§ **SUPPLIED DATA**:

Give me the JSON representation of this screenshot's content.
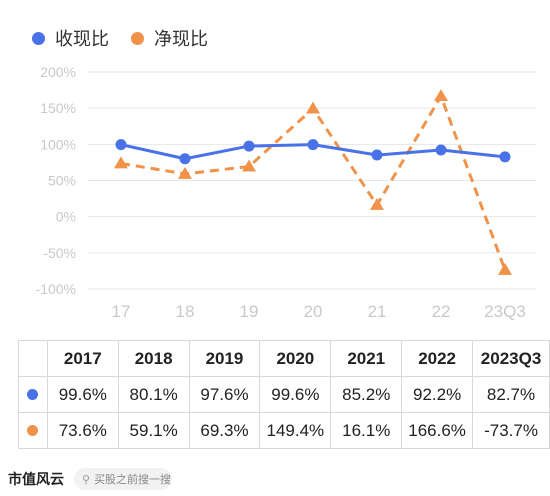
{
  "colors": {
    "series1": "#4a72e8",
    "series2": "#f0924a",
    "axis_text": "#c9c9c9",
    "grid": "#e6e6e6"
  },
  "chart_data": {
    "type": "line",
    "categories": [
      "17",
      "18",
      "19",
      "20",
      "21",
      "22",
      "23Q3"
    ],
    "ylim": [
      -100,
      200
    ],
    "yticks": [
      "200%",
      "150%",
      "100%",
      "50%",
      "0%",
      "-50%",
      "-100%"
    ],
    "ytick_values": [
      200,
      150,
      100,
      50,
      0,
      -50,
      -100
    ],
    "grid": true,
    "legend_position": "top-left",
    "series": [
      {
        "name": "收现比",
        "values": [
          99.6,
          80.1,
          97.6,
          99.6,
          85.2,
          92.2,
          82.7
        ],
        "style": "solid",
        "marker": "circle"
      },
      {
        "name": "净现比",
        "values": [
          73.6,
          59.1,
          69.3,
          149.4,
          16.1,
          166.6,
          -73.7
        ],
        "style": "dashed",
        "marker": "triangle"
      }
    ]
  },
  "table": {
    "headers": [
      "2017",
      "2018",
      "2019",
      "2020",
      "2021",
      "2022",
      "2023Q3"
    ],
    "rows": [
      [
        "99.6%",
        "80.1%",
        "97.6%",
        "99.6%",
        "85.2%",
        "92.2%",
        "82.7%"
      ],
      [
        "73.6%",
        "59.1%",
        "69.3%",
        "149.4%",
        "16.1%",
        "166.6%",
        "-73.7%"
      ]
    ]
  },
  "footer": {
    "brand": "市值风云",
    "search_placeholder": "买股之前搜一搜"
  }
}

§ **WHAT YOU ARE ASKED TO DO**:
Leave out the pictures and reproduce the rest of the listing exactly.

§ **RESULT BELOW**:
Give me the JSON representation of this screenshot's content.
{
  "colors": {
    "series1": "#4a72e8",
    "series2": "#f0924a",
    "axis_text": "#c9c9c9",
    "grid": "#e6e6e6"
  },
  "chart_data": {
    "type": "line",
    "categories": [
      "17",
      "18",
      "19",
      "20",
      "21",
      "22",
      "23Q3"
    ],
    "ylim": [
      -100,
      200
    ],
    "yticks": [
      "200%",
      "150%",
      "100%",
      "50%",
      "0%",
      "-50%",
      "-100%"
    ],
    "ytick_values": [
      200,
      150,
      100,
      50,
      0,
      -50,
      -100
    ],
    "grid": true,
    "legend_position": "top-left",
    "series": [
      {
        "name": "收现比",
        "values": [
          99.6,
          80.1,
          97.6,
          99.6,
          85.2,
          92.2,
          82.7
        ],
        "style": "solid",
        "marker": "circle"
      },
      {
        "name": "净现比",
        "values": [
          73.6,
          59.1,
          69.3,
          149.4,
          16.1,
          166.6,
          -73.7
        ],
        "style": "dashed",
        "marker": "triangle"
      }
    ]
  },
  "table": {
    "headers": [
      "2017",
      "2018",
      "2019",
      "2020",
      "2021",
      "2022",
      "2023Q3"
    ],
    "rows": [
      [
        "99.6%",
        "80.1%",
        "97.6%",
        "99.6%",
        "85.2%",
        "92.2%",
        "82.7%"
      ],
      [
        "73.6%",
        "59.1%",
        "69.3%",
        "149.4%",
        "16.1%",
        "166.6%",
        "-73.7%"
      ]
    ]
  },
  "footer": {
    "brand": "市值风云",
    "search_placeholder": "买股之前搜一搜"
  }
}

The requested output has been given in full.